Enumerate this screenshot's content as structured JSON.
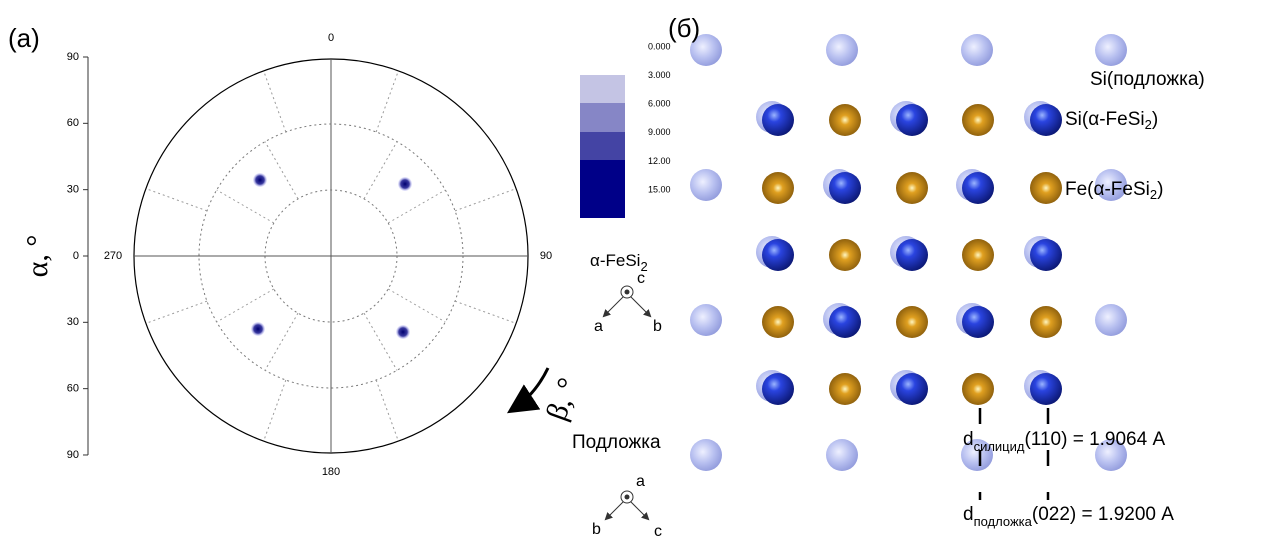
{
  "panel_a": {
    "label": "(а)",
    "alpha_axis": {
      "label": "α, °",
      "ticks": [
        "90",
        "60",
        "30",
        "0",
        "30",
        "60",
        "90"
      ]
    },
    "beta_label": "β, °",
    "angle_labels": {
      "top": "0",
      "right": "90",
      "bottom": "180",
      "left": "270"
    },
    "colorbar": {
      "levels": [
        "0.000",
        "3.000",
        "6.000",
        "9.000",
        "12.00",
        "15.00"
      ]
    },
    "silicide_axes": {
      "title": "α-FeSi",
      "title_sub": "2",
      "up": "c",
      "left": "a",
      "right": "b"
    },
    "substrate_axes": {
      "title": "Подложка",
      "up": "a",
      "left": "b",
      "right": "c"
    }
  },
  "panel_b": {
    "label": "(б)",
    "legend": [
      {
        "text": "Si(подложка)"
      },
      {
        "text": "Si(α-FeSi",
        "sub": "2",
        "tail": ")"
      },
      {
        "text": "Fe(α-FeSi",
        "sub": "2",
        "tail": ")"
      }
    ],
    "d_silicide": {
      "d": "d",
      "sub": "силицид",
      "rest": "(110) = 1.9064 A"
    },
    "d_substrate": {
      "d": "d",
      "sub": "подложка",
      "rest": "(022) = 1.9200 A"
    }
  }
}
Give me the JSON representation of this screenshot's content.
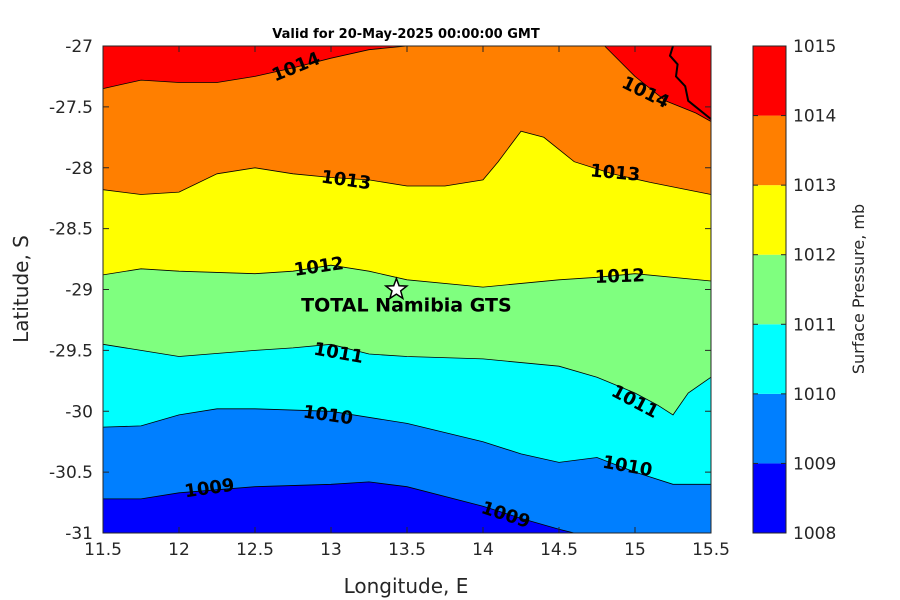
{
  "chart_data": {
    "type": "contour",
    "title": "Valid for 20-May-2025 00:00:00 GMT",
    "xlabel": "Longitude, E",
    "ylabel": "Latitude, S",
    "xlim": [
      11.5,
      15.5
    ],
    "ylim": [
      -31,
      -27
    ],
    "xticks": [
      "11.5",
      "12",
      "12.5",
      "13",
      "13.5",
      "14",
      "14.5",
      "15",
      "15.5"
    ],
    "yticks": [
      "-27",
      "-27.5",
      "-28",
      "-28.5",
      "-29",
      "-29.5",
      "-30",
      "-30.5",
      "-31"
    ],
    "colorbar": {
      "label": "Surface Pressure, mb",
      "ticks": [
        "1015",
        "1014",
        "1013",
        "1012",
        "1011",
        "1010",
        "1009",
        "1008"
      ],
      "levels": [
        1008,
        1009,
        1010,
        1011,
        1012,
        1013,
        1014,
        1015
      ],
      "colors": [
        "#0000ff",
        "#007fff",
        "#00ffff",
        "#7fff7f",
        "#ffff00",
        "#ff7f00",
        "#ff0000",
        "#7f0000"
      ]
    },
    "contours": [
      {
        "level": 1014,
        "label": "1014",
        "points": [
          [
            11.5,
            -27.35
          ],
          [
            11.75,
            -27.28
          ],
          [
            12,
            -27.3
          ],
          [
            12.25,
            -27.3
          ],
          [
            12.5,
            -27.25
          ],
          [
            12.75,
            -27.18
          ],
          [
            13,
            -27.1
          ],
          [
            13.25,
            -27.03
          ],
          [
            13.5,
            -27.0
          ]
        ]
      },
      {
        "level": 1014,
        "label": "1014",
        "points": [
          [
            14.8,
            -27.0
          ],
          [
            15.0,
            -27.25
          ],
          [
            15.2,
            -27.45
          ],
          [
            15.4,
            -27.55
          ],
          [
            15.5,
            -27.62
          ]
        ]
      },
      {
        "level": 1013,
        "label": "1013",
        "points": [
          [
            11.5,
            -28.18
          ],
          [
            11.75,
            -28.22
          ],
          [
            12,
            -28.2
          ],
          [
            12.25,
            -28.05
          ],
          [
            12.5,
            -28.0
          ],
          [
            12.75,
            -28.05
          ],
          [
            13,
            -28.08
          ],
          [
            13.25,
            -28.1
          ],
          [
            13.5,
            -28.15
          ],
          [
            13.75,
            -28.15
          ],
          [
            14,
            -28.1
          ],
          [
            14.1,
            -27.95
          ],
          [
            14.25,
            -27.7
          ],
          [
            14.4,
            -27.75
          ],
          [
            14.6,
            -27.95
          ],
          [
            14.85,
            -28.05
          ],
          [
            15.1,
            -28.12
          ],
          [
            15.5,
            -28.22
          ]
        ]
      },
      {
        "level": 1012,
        "label": "1012",
        "points": [
          [
            11.5,
            -28.88
          ],
          [
            11.75,
            -28.83
          ],
          [
            12,
            -28.85
          ],
          [
            12.5,
            -28.87
          ],
          [
            12.75,
            -28.85
          ],
          [
            13,
            -28.8
          ],
          [
            13.25,
            -28.85
          ],
          [
            13.5,
            -28.92
          ],
          [
            14,
            -28.98
          ],
          [
            14.5,
            -28.92
          ],
          [
            14.75,
            -28.9
          ],
          [
            15,
            -28.87
          ],
          [
            15.5,
            -28.93
          ]
        ]
      },
      {
        "level": 1011,
        "label": "1011",
        "points": [
          [
            11.5,
            -29.45
          ],
          [
            11.75,
            -29.5
          ],
          [
            12,
            -29.55
          ],
          [
            12.5,
            -29.5
          ],
          [
            12.75,
            -29.48
          ],
          [
            13,
            -29.45
          ],
          [
            13.25,
            -29.53
          ],
          [
            13.5,
            -29.55
          ],
          [
            14,
            -29.57
          ],
          [
            14.5,
            -29.63
          ],
          [
            14.75,
            -29.72
          ],
          [
            15,
            -29.85
          ],
          [
            15.15,
            -29.95
          ],
          [
            15.25,
            -30.03
          ],
          [
            15.35,
            -29.85
          ],
          [
            15.5,
            -29.72
          ]
        ]
      },
      {
        "level": 1010,
        "label": "1010",
        "points": [
          [
            11.5,
            -30.13
          ],
          [
            11.75,
            -30.12
          ],
          [
            12,
            -30.03
          ],
          [
            12.25,
            -29.98
          ],
          [
            12.5,
            -29.98
          ],
          [
            13,
            -30.0
          ],
          [
            13.5,
            -30.1
          ],
          [
            14,
            -30.25
          ],
          [
            14.25,
            -30.35
          ],
          [
            14.5,
            -30.42
          ],
          [
            14.75,
            -30.38
          ],
          [
            15,
            -30.5
          ],
          [
            15.25,
            -30.6
          ],
          [
            15.5,
            -30.6
          ]
        ]
      },
      {
        "level": 1009,
        "label": "1009",
        "points": [
          [
            11.5,
            -30.72
          ],
          [
            11.75,
            -30.72
          ],
          [
            12,
            -30.67
          ],
          [
            12.5,
            -30.62
          ],
          [
            13,
            -30.6
          ],
          [
            13.25,
            -30.58
          ],
          [
            13.5,
            -30.62
          ],
          [
            14,
            -30.78
          ],
          [
            14.25,
            -30.88
          ],
          [
            14.5,
            -30.97
          ],
          [
            14.6,
            -31.0
          ]
        ]
      }
    ],
    "contour_labels": [
      {
        "text": "1014",
        "x": 12.77,
        "y": -27.17,
        "rot": -22
      },
      {
        "text": "1014",
        "x": 15.07,
        "y": -27.38,
        "rot": 26
      },
      {
        "text": "1013",
        "x": 13.1,
        "y": -28.1,
        "rot": 8
      },
      {
        "text": "1013",
        "x": 14.87,
        "y": -28.04,
        "rot": 5
      },
      {
        "text": "1012",
        "x": 12.92,
        "y": -28.81,
        "rot": -8
      },
      {
        "text": "1012",
        "x": 14.9,
        "y": -28.89,
        "rot": -2
      },
      {
        "text": "1011",
        "x": 13.05,
        "y": -29.52,
        "rot": 10
      },
      {
        "text": "1011",
        "x": 15.0,
        "y": -29.92,
        "rot": 28
      },
      {
        "text": "1010",
        "x": 12.98,
        "y": -30.03,
        "rot": 8
      },
      {
        "text": "1010",
        "x": 14.95,
        "y": -30.45,
        "rot": 10
      },
      {
        "text": "1009",
        "x": 12.2,
        "y": -30.63,
        "rot": -8
      },
      {
        "text": "1009",
        "x": 14.15,
        "y": -30.85,
        "rot": 18
      }
    ],
    "site": {
      "name": "TOTAL Namibia GTS",
      "lon": 13.43,
      "lat": -29.0
    }
  }
}
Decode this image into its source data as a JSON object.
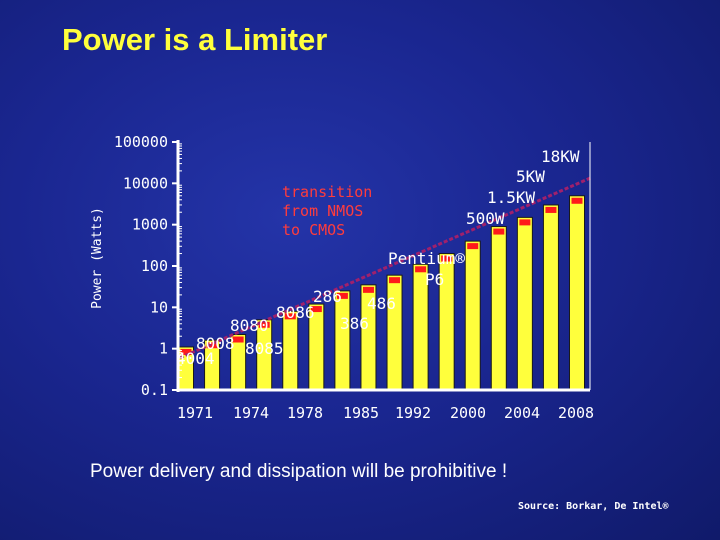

■ Requirements:
Which lines above contain the word "this"? Copy each of them.

■ The completed task:
Enumerate this screenshot's content as structured JSON.
Give me the JSON representation of this screenshot's content.
Decode this image into its source data as a JSON object.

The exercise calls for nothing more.